Stated exercise: In the data below, find every line with the string "name" and pull it out.

Given entries:
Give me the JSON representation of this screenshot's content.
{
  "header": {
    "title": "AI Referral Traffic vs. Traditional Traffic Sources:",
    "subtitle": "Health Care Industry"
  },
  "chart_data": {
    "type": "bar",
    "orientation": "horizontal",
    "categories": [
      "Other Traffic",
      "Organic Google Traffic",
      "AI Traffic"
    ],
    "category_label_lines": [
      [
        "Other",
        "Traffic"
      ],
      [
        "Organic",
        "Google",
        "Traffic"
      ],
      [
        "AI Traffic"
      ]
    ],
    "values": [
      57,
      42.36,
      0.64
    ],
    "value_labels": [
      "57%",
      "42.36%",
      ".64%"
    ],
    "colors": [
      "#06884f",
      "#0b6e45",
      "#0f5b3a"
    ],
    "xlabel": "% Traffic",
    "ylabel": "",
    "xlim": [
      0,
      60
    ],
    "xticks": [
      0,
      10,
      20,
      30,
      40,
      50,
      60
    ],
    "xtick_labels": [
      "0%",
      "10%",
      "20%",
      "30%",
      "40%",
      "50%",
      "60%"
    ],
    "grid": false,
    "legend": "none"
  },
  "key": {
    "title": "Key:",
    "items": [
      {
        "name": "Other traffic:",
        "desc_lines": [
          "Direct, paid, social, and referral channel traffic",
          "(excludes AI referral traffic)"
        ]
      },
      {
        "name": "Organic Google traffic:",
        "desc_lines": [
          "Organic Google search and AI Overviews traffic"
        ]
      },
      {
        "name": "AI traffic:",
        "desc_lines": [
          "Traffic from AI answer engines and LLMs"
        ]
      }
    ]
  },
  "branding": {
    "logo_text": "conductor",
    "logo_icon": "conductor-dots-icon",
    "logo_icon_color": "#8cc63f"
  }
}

Written answer:
        "name": "Other traffic:",
        "name": "Organic Google traffic:",
        "name": "AI traffic:",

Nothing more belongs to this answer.